**PROVIDED RECORDS**
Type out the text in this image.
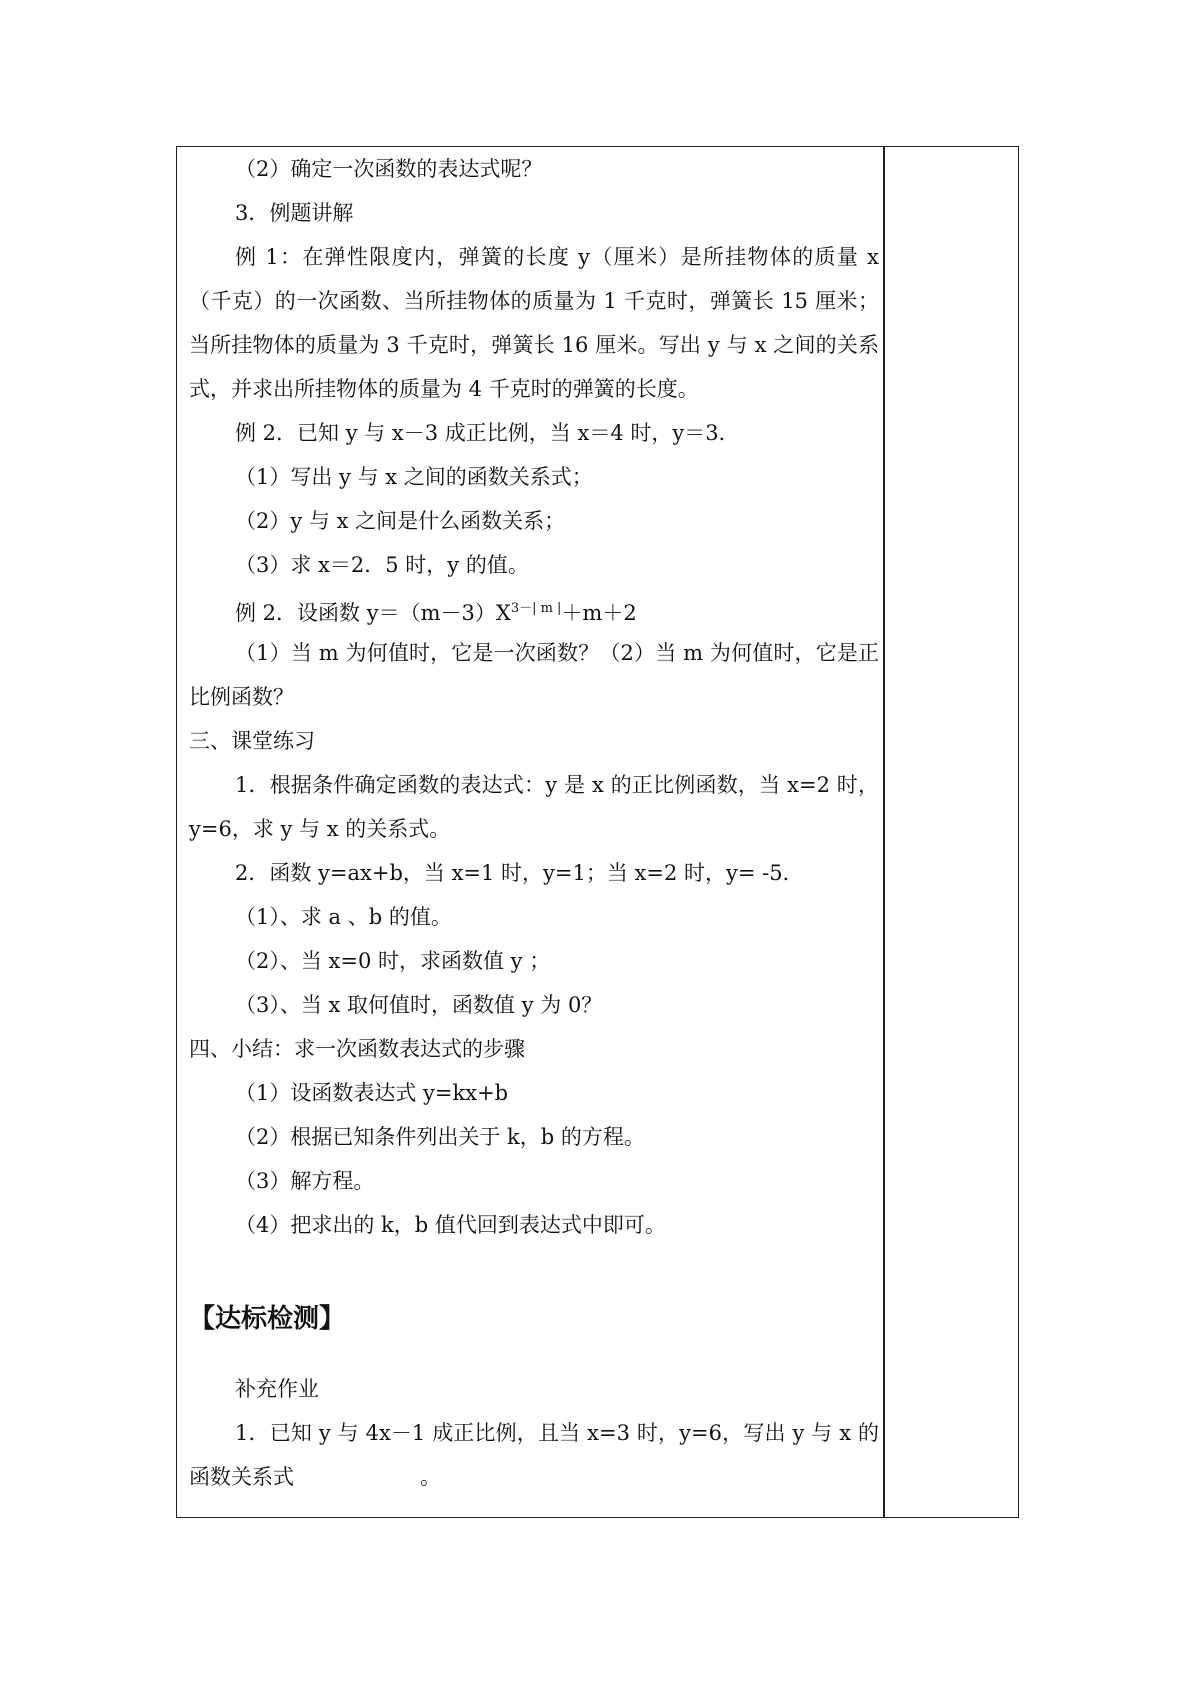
（2）确定一次函数的表达式呢？

3．例题讲解

例 1：在弹性限度内，弹簧的长度 y（厘米）是所挂物体的质量 x（千克）的一次函数、当所挂物体的质量为 1 千克时，弹簧长 15 厘米；当所挂物体的质量为 3 千克时，弹簧长 16 厘米。写出 y 与 x 之间的关系式，并求出所挂物体的质量为 4 千克时的弹簧的长度。

例 2．已知 y 与 x－3 成正比例，当 x＝4 时，y＝3．

（1）写出 y 与 x 之间的函数关系式；

（2）y 与 x 之间是什么函数关系；

（3）求 x＝2．5 时，y 的值。

例 2．设函数 $y=(m-3)X^{3-| m |}+m+2$

（1）当 m 为何值时，它是一次函数？（2）当 m 为何值时，它是正比例函数？

三、课堂练习

1．根据条件确定函数的表达式：y 是 x 的正比例函数，当 x=2 时，y=6，求 y 与 x 的关系式。

2．函数 y=ax+b，当 x=1 时，y=1；当 x=2 时，y= -5．

（1）、求 a 、b 的值。

（2）、当 x=0 时，求函数值 y ；

（3）、当 x 取何值时，函数值 y 为 0？

四、小结：求一次函数表达式的步骤

（1）设函数表达式 y=kx+b

（2）根据已知条件列出关于 k，b 的方程。

（3）解方程。

（4）把求出的 k，b 值代回到表达式中即可。

【达标检测】

补充作业

1．已知 y 与 4x－1 成正比例，且当 x=3 时，y=6，写出 y 与 x 的函数关系式　　　　　　。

**STATED EXERCISE**
Copy out every line of the listing that includes the string "成正比例".

**SOLUTION FOR THIS EXERCISE**
例 2．已知 y 与 x－3 成正比例，当 x＝4 时，y＝3．
1．已知 y 与 4x－1 成正比例，且当 x=3 时，y=6，写出 y 与 x 的函数关系式　　　　　　。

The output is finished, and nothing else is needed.